*WHAT IS BEING ASKED:* Exactly reproduce each entry, leaving out nothing.

*EXTRACTED RECORDS:*
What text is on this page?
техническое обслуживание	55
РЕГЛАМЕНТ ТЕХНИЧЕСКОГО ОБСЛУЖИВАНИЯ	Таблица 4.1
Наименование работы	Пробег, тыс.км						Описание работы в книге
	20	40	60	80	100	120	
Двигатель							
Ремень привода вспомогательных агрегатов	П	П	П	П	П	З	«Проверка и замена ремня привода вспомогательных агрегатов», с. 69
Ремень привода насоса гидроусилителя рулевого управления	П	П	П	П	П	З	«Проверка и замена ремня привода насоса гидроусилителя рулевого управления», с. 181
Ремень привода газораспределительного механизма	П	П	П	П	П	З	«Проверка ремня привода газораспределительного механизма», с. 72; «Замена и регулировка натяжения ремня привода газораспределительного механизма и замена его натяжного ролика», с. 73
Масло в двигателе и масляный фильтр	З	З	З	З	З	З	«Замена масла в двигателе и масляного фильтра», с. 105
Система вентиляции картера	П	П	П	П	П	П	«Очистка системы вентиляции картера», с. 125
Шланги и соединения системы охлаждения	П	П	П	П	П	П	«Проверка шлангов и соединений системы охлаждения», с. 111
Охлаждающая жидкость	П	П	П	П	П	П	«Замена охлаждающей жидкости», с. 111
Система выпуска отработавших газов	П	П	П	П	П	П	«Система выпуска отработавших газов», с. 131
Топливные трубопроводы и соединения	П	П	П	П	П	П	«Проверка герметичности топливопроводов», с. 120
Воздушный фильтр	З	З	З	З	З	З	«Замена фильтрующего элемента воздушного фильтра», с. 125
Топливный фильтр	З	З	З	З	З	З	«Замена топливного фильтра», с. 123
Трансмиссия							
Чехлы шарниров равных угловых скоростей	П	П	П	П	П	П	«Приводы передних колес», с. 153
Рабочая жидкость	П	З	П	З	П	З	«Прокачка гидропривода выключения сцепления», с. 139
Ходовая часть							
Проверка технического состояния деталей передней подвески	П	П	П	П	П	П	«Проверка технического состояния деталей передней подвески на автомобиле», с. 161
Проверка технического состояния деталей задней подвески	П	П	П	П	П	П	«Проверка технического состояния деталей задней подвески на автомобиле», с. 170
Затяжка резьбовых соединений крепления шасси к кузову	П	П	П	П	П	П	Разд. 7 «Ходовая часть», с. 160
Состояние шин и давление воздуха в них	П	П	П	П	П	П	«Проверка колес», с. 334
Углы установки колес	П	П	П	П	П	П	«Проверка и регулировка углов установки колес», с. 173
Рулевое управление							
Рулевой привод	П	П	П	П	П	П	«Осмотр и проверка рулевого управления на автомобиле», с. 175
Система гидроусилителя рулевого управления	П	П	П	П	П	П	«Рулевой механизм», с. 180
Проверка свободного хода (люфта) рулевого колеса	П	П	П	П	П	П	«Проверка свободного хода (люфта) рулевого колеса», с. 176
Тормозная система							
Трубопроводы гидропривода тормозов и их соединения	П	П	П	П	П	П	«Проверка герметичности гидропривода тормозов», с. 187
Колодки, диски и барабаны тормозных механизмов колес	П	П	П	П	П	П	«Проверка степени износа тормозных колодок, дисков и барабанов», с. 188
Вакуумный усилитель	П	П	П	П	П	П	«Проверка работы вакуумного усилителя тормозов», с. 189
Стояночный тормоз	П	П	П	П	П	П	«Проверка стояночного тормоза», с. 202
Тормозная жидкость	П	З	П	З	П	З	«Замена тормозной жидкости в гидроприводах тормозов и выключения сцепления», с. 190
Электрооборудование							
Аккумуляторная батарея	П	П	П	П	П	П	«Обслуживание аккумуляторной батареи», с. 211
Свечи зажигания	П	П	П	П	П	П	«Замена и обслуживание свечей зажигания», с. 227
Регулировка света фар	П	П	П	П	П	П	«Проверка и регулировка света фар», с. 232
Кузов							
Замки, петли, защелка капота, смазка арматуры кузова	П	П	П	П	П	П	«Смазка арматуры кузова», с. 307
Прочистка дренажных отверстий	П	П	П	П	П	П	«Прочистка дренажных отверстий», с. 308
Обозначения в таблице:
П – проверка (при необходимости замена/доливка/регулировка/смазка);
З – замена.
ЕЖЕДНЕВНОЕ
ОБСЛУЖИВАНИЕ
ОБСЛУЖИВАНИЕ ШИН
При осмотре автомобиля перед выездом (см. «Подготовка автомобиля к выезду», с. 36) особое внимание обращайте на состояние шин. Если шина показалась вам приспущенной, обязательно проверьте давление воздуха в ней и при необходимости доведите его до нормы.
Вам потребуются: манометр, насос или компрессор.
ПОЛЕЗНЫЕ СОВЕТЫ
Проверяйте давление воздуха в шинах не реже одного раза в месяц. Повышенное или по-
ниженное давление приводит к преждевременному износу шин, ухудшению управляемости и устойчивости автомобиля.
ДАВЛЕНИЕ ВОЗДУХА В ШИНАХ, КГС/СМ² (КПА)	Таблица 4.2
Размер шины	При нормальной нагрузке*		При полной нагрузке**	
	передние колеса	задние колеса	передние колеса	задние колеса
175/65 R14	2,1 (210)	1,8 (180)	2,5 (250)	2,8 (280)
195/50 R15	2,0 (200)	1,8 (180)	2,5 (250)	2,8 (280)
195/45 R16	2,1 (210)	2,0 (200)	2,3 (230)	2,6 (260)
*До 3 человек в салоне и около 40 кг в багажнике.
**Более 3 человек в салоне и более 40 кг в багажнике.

*ANSWER FOR THE TASK:*
What text is on this page?
техническое обслуживание	55
РЕГЛАМЕНТ ТЕХНИЧЕСКОГО ОБСЛУЖИВАНИЯ	Таблица 4.1
Наименование работы	Пробег, тыс.км						Описание работы в книге
	20	40	60	80	100	120	
Двигатель							
Ремень привода вспомогательных агрегатов	П	П	П	П	П	З	«Проверка и замена ремня привода вспомогательных агрегатов», с. 69
Ремень привода насоса гидроусилителя рулевого управления	П	П	П	П	П	З	«Проверка и замена ремня привода насоса гидроусилителя рулевого управления», с. 181
Ремень привода газораспределительного механизма	П	П	П	П	П	З	«Проверка ремня привода газораспределительного механизма», с. 72; «Замена и регулировка натяжения ремня привода газораспределительного механизма и замена его натяжного ролика», с. 73
Масло в двигателе и масляный фильтр	З	З	З	З	З	З	«Замена масла в двигателе и масляного фильтра», с. 105
Система вентиляции картера	П	П	П	П	П	П	«Очистка системы вентиляции картера», с. 125
Шланги и соединения системы охлаждения	П	П	П	П	П	П	«Проверка шлангов и соединений системы охлаждения», с. 111
Охлаждающая жидкость	П	П	П	П	П	П	«Замена охлаждающей жидкости», с. 111
Система выпуска отработавших газов	П	П	П	П	П	П	«Система выпуска отработавших газов», с. 131
Топливные трубопроводы и соединения	П	П	П	П	П	П	«Проверка герметичности топливопроводов», с. 120
Воздушный фильтр	З	З	З	З	З	З	«Замена фильтрующего элемента воздушного фильтра», с. 125
Топливный фильтр	З	З	З	З	З	З	«Замена топливного фильтра», с. 123
Трансмиссия							
Чехлы шарниров равных угловых скоростей	П	П	П	П	П	П	«Приводы передних колес», с. 153
Рабочая жидкость	П	З	П	З	П	З	«Прокачка гидропривода выключения сцепления», с. 139
Ходовая часть							
Проверка технического состояния деталей передней подвески	П	П	П	П	П	П	«Проверка технического состояния деталей передней подвески на автомобиле», с. 161
Проверка технического состояния деталей задней подвески	П	П	П	П	П	П	«Проверка технического состояния деталей задней подвески на автомобиле», с. 170
Затяжка резьбовых соединений крепления шасси к кузову	П	П	П	П	П	П	Разд. 7 «Ходовая часть», с. 160
Состояние шин и давление воздуха в них	П	П	П	П	П	П	«Проверка колес», с. 334
Углы установки колес	П	П	П	П	П	П	«Проверка и регулировка углов установки колес», с. 173
Рулевое управление							
Рулевой привод	П	П	П	П	П	П	«Осмотр и проверка рулевого управления на автомобиле», с. 175
Система гидроусилителя рулевого управления	П	П	П	П	П	П	«Рулевой механизм», с. 180
Проверка свободного хода (люфта) рулевого колеса	П	П	П	П	П	П	«Проверка свободного хода (люфта) рулевого колеса», с. 176
Тормозная система							
Трубопроводы гидропривода тормозов и их соединения	П	П	П	П	П	П	«Проверка герметичности гидропривода тормозов», с. 187
Колодки, диски и барабаны тормозных механизмов колес	П	П	П	П	П	П	«Проверка степени износа тормозных колодок, дисков и барабанов», с. 188
Вакуумный усилитель	П	П	П	П	П	П	«Проверка работы вакуумного усилителя тормозов», с. 189
Стояночный тормоз	П	П	П	П	П	П	«Проверка стояночного тормоза», с. 202
Тормозная жидкость	П	З	П	З	П	З	«Замена тормозной жидкости в гидроприводах тормозов и выключения сцепления», с. 190
Электрооборудование							
Аккумуляторная батарея	П	П	П	П	П	П	«Обслуживание аккумуляторной батареи», с. 211
Свечи зажигания	П	П	П	П	П	П	«Замена и обслуживание свечей зажигания», с. 227
Регулировка света фар	П	П	П	П	П	П	«Проверка и регулировка света фар», с. 232
Кузов							
Замки, петли, защелка капота, смазка арматуры кузова	П	П	П	П	П	П	«Смазка арматуры кузова», с. 307
Прочистка дренажных отверстий	П	П	П	П	П	П	«Прочистка дренажных отверстий», с. 308
Обозначения в таблице:
П – проверка (при необходимости замена/доливка/регулировка/смазка);
З – замена.
ЕЖЕДНЕВНОЕ
ОБСЛУЖИВАНИЕ
ОБСЛУЖИВАНИЕ ШИН
При осмотре автомобиля перед выездом (см. «Подготовка автомобиля к выезду», с. 36) особое внимание обращайте на состояние шин. Если шина показалась вам приспущенной, обязательно проверьте давление воздуха в ней и при необходимости доведите его до нормы.
Вам потребуются: манометр, насос или компрессор.
ПОЛЕЗНЫЕ СОВЕТЫ
Проверяйте давление воздуха в шинах не реже одного раза в месяц. Повышенное или по-
ниженное давление приводит к преждевременному износу шин, ухудшению управляемости и устойчивости автомобиля.
ДАВЛЕНИЕ ВОЗДУХА В ШИНАХ, КГС/СМ² (КПА)	Таблица 4.2
Размер шины	При нормальной нагрузке*		При полной нагрузке**	
	передние колеса	задние колеса	передние колеса	задние колеса
175/65 R14	2,1 (210)	1,8 (180)	2,5 (250)	2,8 (280)
195/50 R15	2,0 (200)	1,8 (180)	2,5 (250)	2,8 (280)
195/45 R16	2,1 (210)	2,0 (200)	2,3 (230)	2,6 (260)
*До 3 человек в салоне и около 40 кг в багажнике.
**Более 3 человек в салоне и более 40 кг в багажнике.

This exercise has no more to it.